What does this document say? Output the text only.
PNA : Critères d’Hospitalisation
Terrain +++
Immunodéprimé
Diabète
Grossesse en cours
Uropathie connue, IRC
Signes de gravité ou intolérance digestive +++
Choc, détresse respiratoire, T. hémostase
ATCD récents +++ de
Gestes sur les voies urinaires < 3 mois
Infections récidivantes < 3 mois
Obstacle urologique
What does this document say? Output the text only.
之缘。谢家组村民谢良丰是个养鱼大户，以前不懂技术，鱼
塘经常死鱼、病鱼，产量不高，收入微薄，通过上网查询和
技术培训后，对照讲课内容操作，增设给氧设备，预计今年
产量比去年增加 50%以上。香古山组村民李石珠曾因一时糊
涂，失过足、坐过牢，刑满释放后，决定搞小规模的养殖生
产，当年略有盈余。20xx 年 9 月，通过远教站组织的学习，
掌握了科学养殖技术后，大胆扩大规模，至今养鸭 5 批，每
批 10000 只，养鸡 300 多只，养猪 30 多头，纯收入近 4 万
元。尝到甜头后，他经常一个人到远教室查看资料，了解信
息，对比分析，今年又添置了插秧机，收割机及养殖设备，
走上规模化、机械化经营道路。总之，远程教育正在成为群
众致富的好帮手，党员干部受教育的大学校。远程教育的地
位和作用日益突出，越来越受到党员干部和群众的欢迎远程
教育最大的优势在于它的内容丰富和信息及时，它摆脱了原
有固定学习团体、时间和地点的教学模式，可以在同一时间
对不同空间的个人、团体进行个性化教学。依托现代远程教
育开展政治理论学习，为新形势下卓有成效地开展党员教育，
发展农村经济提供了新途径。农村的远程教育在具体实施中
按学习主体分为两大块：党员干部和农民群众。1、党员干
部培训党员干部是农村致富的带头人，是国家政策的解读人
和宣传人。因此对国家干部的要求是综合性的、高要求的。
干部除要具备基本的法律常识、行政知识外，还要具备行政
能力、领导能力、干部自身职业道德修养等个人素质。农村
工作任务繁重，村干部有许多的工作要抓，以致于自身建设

◆ Stated task
Retype the whole listing above exactly.

◆ Solved problem
What does this document say? Output the text only.
PNA : Critères d’Hospitalisation
Terrain +++
Immunodéprimé
Diabète
Grossesse en cours
Uropathie connue, IRC
Signes de gravité ou intolérance digestive +++
Choc, détresse respiratoire, T. hémostase
ATCD récents +++ de
Gestes sur les voies urinaires < 3 mois
Infections récidivantes < 3 mois
Obstacle urologique
What does this document say? Output the text only.
之缘。谢家组村民谢良丰是个养鱼大户，以前不懂技术，鱼
塘经常死鱼、病鱼，产量不高，收入微薄，通过上网查询和
技术培训后，对照讲课内容操作，增设给氧设备，预计今年
产量比去年增加 50%以上。香古山组村民李石珠曾因一时糊
涂，失过足、坐过牢，刑满释放后，决定搞小规模的养殖生
产，当年略有盈余。20xx 年 9 月，通过远教站组织的学习，
掌握了科学养殖技术后，大胆扩大规模，至今养鸭 5 批，每
批 10000 只，养鸡 300 多只，养猪 30 多头，纯收入近 4 万
元。尝到甜头后，他经常一个人到远教室查看资料，了解信
息，对比分析，今年又添置了插秧机，收割机及养殖设备，
走上规模化、机械化经营道路。总之，远程教育正在成为群
众致富的好帮手，党员干部受教育的大学校。远程教育的地
位和作用日益突出，越来越受到党员干部和群众的欢迎远程
教育最大的优势在于它的内容丰富和信息及时，它摆脱了原
有固定学习团体、时间和地点的教学模式，可以在同一时间
对不同空间的个人、团体进行个性化教学。依托现代远程教
育开展政治理论学习，为新形势下卓有成效地开展党员教育，
发展农村经济提供了新途径。农村的远程教育在具体实施中
按学习主体分为两大块：党员干部和农民群众。1、党员干
部培训党员干部是农村致富的带头人，是国家政策的解读人
和宣传人。因此对国家干部的要求是综合性的、高要求的。
干部除要具备基本的法律常识、行政知识外，还要具备行政
能力、领导能力、干部自身职业道德修养等个人素质。农村
工作任务繁重，村干部有许多的工作要抓，以致于自身建设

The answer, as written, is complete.